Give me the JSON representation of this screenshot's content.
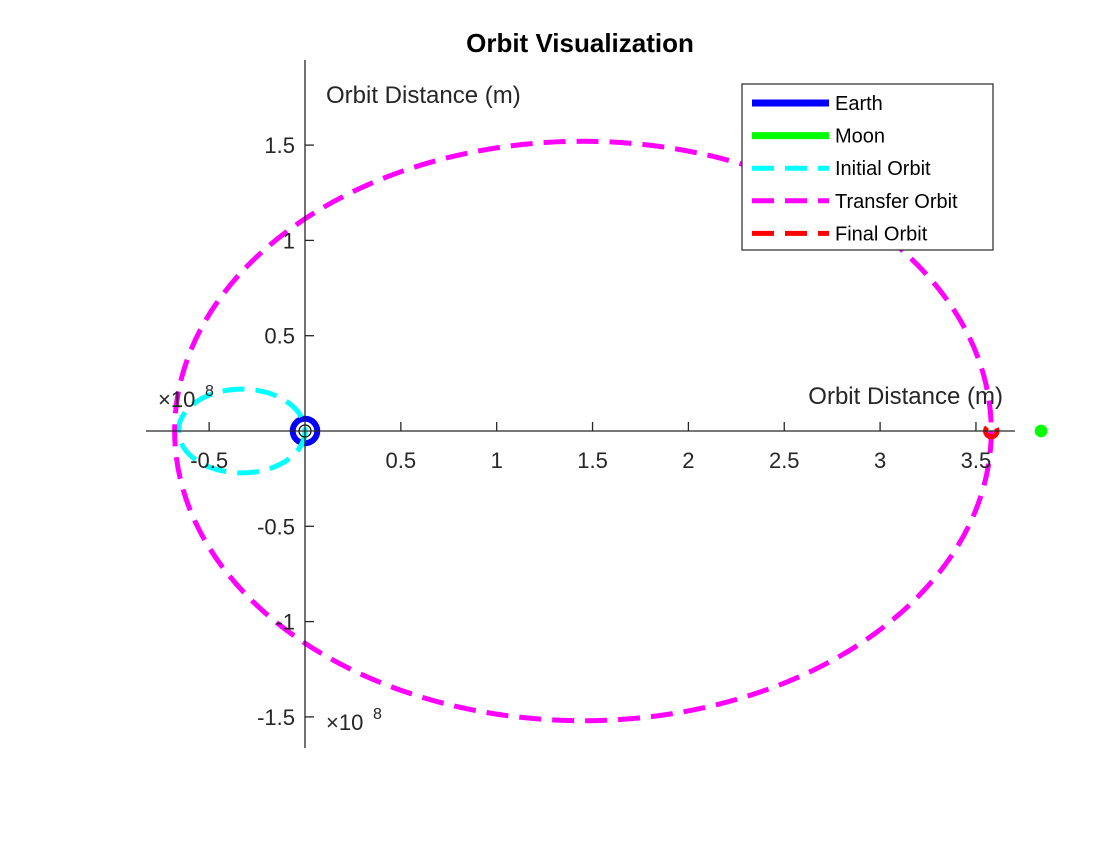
{
  "chart_data": {
    "type": "line",
    "title": "Orbit Visualization",
    "xlabel": "Orbit Distance (m)",
    "ylabel": "Orbit Distance (m)",
    "x_multiplier": "×10",
    "x_multiplier_exp": "8",
    "y_multiplier": "×10",
    "y_multiplier_exp": "8",
    "xlim": [
      -0.85,
      3.7
    ],
    "ylim": [
      -1.65,
      1.95
    ],
    "xticks": [
      -0.5,
      0.5,
      1,
      1.5,
      2,
      2.5,
      3,
      3.5
    ],
    "xtick_labels": [
      "-0.5",
      "0.5",
      "1",
      "1.5",
      "2",
      "2.5",
      "3",
      "3.5"
    ],
    "yticks": [
      -1.5,
      -1,
      -0.5,
      0.5,
      1,
      1.5
    ],
    "ytick_labels": [
      "-1.5",
      "-1",
      "-0.5",
      "0.5",
      "1",
      "1.5"
    ],
    "axes_location": "origin",
    "grid": false,
    "legend_position": "top-right",
    "series": [
      {
        "name": "Earth",
        "style": "solid",
        "color": "#0000ff",
        "center": [
          0,
          0
        ],
        "radius": 0.064
      },
      {
        "name": "Moon",
        "style": "solid",
        "color": "#00ff00",
        "center": [
          3.84,
          0
        ],
        "radius": 0.0174
      },
      {
        "name": "Initial Orbit",
        "style": "dashed",
        "color": "#00ffff",
        "center": [
          -0.33,
          0
        ],
        "semi_major_axis": 0.33,
        "semi_minor_axis": 0.22
      },
      {
        "name": "Transfer Orbit",
        "style": "dashed",
        "color": "#ff00ff",
        "center": [
          1.45,
          0
        ],
        "semi_major_axis": 2.13,
        "semi_minor_axis": 1.52
      },
      {
        "name": "Final Orbit",
        "style": "dashed",
        "color": "#ff0000",
        "center": [
          3.58,
          0
        ],
        "radius": 0.03
      }
    ]
  }
}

• _Your instructions_
From the records given above, reproduce all text exactly and exclude each picture.

• _Response_
Give me the JSON representation of this screenshot's content.
{
  "chart_data": {
    "type": "line",
    "title": "Orbit Visualization",
    "xlabel": "Orbit Distance (m)",
    "ylabel": "Orbit Distance (m)",
    "x_multiplier": "×10",
    "x_multiplier_exp": "8",
    "y_multiplier": "×10",
    "y_multiplier_exp": "8",
    "xlim": [
      -0.85,
      3.7
    ],
    "ylim": [
      -1.65,
      1.95
    ],
    "xticks": [
      -0.5,
      0.5,
      1,
      1.5,
      2,
      2.5,
      3,
      3.5
    ],
    "xtick_labels": [
      "-0.5",
      "0.5",
      "1",
      "1.5",
      "2",
      "2.5",
      "3",
      "3.5"
    ],
    "yticks": [
      -1.5,
      -1,
      -0.5,
      0.5,
      1,
      1.5
    ],
    "ytick_labels": [
      "-1.5",
      "-1",
      "-0.5",
      "0.5",
      "1",
      "1.5"
    ],
    "axes_location": "origin",
    "grid": false,
    "legend_position": "top-right",
    "series": [
      {
        "name": "Earth",
        "style": "solid",
        "color": "#0000ff",
        "center": [
          0,
          0
        ],
        "radius": 0.064
      },
      {
        "name": "Moon",
        "style": "solid",
        "color": "#00ff00",
        "center": [
          3.84,
          0
        ],
        "radius": 0.0174
      },
      {
        "name": "Initial Orbit",
        "style": "dashed",
        "color": "#00ffff",
        "center": [
          -0.33,
          0
        ],
        "semi_major_axis": 0.33,
        "semi_minor_axis": 0.22
      },
      {
        "name": "Transfer Orbit",
        "style": "dashed",
        "color": "#ff00ff",
        "center": [
          1.45,
          0
        ],
        "semi_major_axis": 2.13,
        "semi_minor_axis": 1.52
      },
      {
        "name": "Final Orbit",
        "style": "dashed",
        "color": "#ff0000",
        "center": [
          3.58,
          0
        ],
        "radius": 0.03
      }
    ]
  }
}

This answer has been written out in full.